■ AIM: Copy all of the material exactly. Pictures are not to appear in the copy.
Begin SUPPLIED INFORMATION
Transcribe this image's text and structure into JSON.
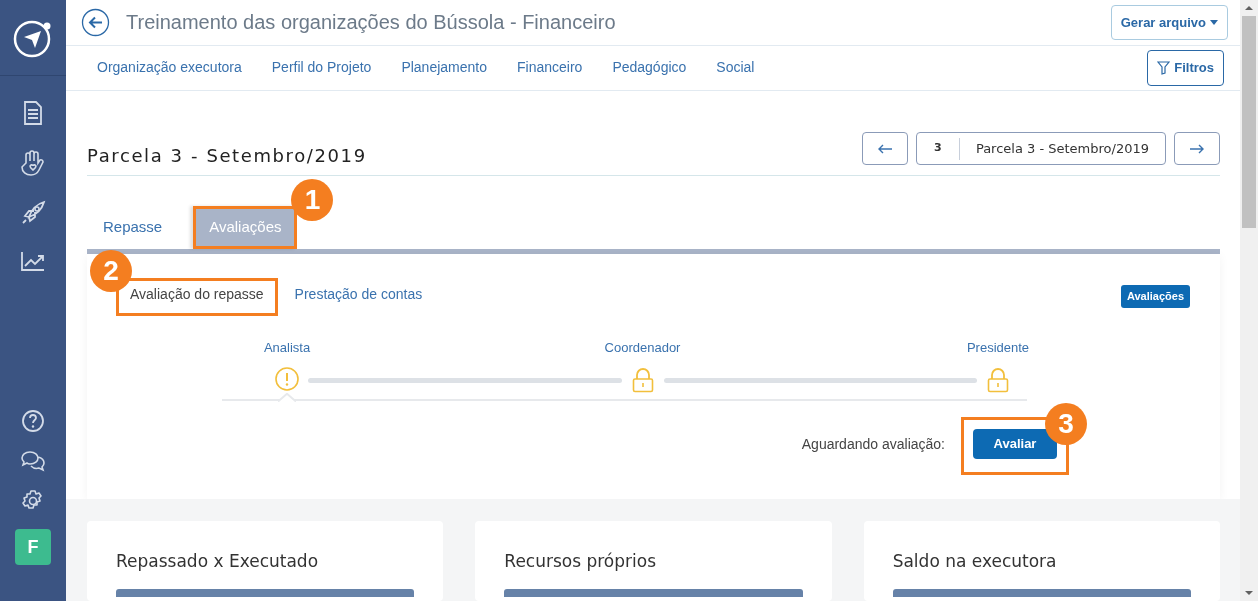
{
  "sidebar": {
    "avatar": "F"
  },
  "header": {
    "title": "Treinamento das organizações do Bússola - Financeiro",
    "export_button": "Gerar arquivo"
  },
  "nav": {
    "items": [
      {
        "label": "Organização executora",
        "selected": false
      },
      {
        "label": "Perfil do Projeto",
        "selected": false
      },
      {
        "label": "Planejamento",
        "selected": false
      },
      {
        "label": "Financeiro",
        "selected": false
      },
      {
        "label": "Pedagógico",
        "selected": false
      },
      {
        "label": "Social",
        "selected": false
      }
    ],
    "filter_button": "Filtros"
  },
  "section": {
    "title": "Parcela 3 - Setembro/2019",
    "pager": {
      "number": "3",
      "label": "Parcela 3 - Setembro/2019"
    }
  },
  "tabs": [
    {
      "label": "Repasse",
      "selected": false
    },
    {
      "label": "Avaliações",
      "selected": true,
      "annotation": "1"
    }
  ],
  "subtabs": [
    {
      "label": "Avaliação do repasse",
      "selected": true,
      "annotation": "2",
      "annotation_left": true
    },
    {
      "label": "Prestação de contas",
      "selected": false
    }
  ],
  "badge": "Avaliações",
  "steps": [
    {
      "label": "Analista",
      "kind": "warning",
      "selected": true
    },
    {
      "label": "Coordenador",
      "kind": "locked",
      "selected": false
    },
    {
      "label": "Presidente",
      "kind": "locked",
      "selected": false
    }
  ],
  "status": {
    "text": "Aguardando avaliação:",
    "button": "Avaliar",
    "annotation": "3"
  },
  "cards": [
    {
      "title": "Repassado x Executado"
    },
    {
      "title": "Recursos próprios"
    },
    {
      "title": "Saldo na executora"
    }
  ]
}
End SUPPLIED INFORMATION
■ IN RESPONSE:
Transcribe this image's text and structure into JSON.
{
  "sidebar": {
    "avatar": "F"
  },
  "header": {
    "title": "Treinamento das organizações do Bússola - Financeiro",
    "export_button": "Gerar arquivo"
  },
  "nav": {
    "items": [
      {
        "label": "Organização executora",
        "selected": false
      },
      {
        "label": "Perfil do Projeto",
        "selected": false
      },
      {
        "label": "Planejamento",
        "selected": false
      },
      {
        "label": "Financeiro",
        "selected": false
      },
      {
        "label": "Pedagógico",
        "selected": false
      },
      {
        "label": "Social",
        "selected": false
      }
    ],
    "filter_button": "Filtros"
  },
  "section": {
    "title": "Parcela 3 - Setembro/2019",
    "pager": {
      "number": "3",
      "label": "Parcela 3 - Setembro/2019"
    }
  },
  "tabs": [
    {
      "label": "Repasse",
      "selected": false
    },
    {
      "label": "Avaliações",
      "selected": true,
      "annotation": "1"
    }
  ],
  "subtabs": [
    {
      "label": "Avaliação do repasse",
      "selected": true,
      "annotation": "2",
      "annotation_left": true
    },
    {
      "label": "Prestação de contas",
      "selected": false
    }
  ],
  "badge": "Avaliações",
  "steps": [
    {
      "label": "Analista",
      "kind": "warning",
      "selected": true
    },
    {
      "label": "Coordenador",
      "kind": "locked",
      "selected": false
    },
    {
      "label": "Presidente",
      "kind": "locked",
      "selected": false
    }
  ],
  "status": {
    "text": "Aguardando avaliação:",
    "button": "Avaliar",
    "annotation": "3"
  },
  "cards": [
    {
      "title": "Repassado x Executado"
    },
    {
      "title": "Recursos próprios"
    },
    {
      "title": "Saldo na executora"
    }
  ]
}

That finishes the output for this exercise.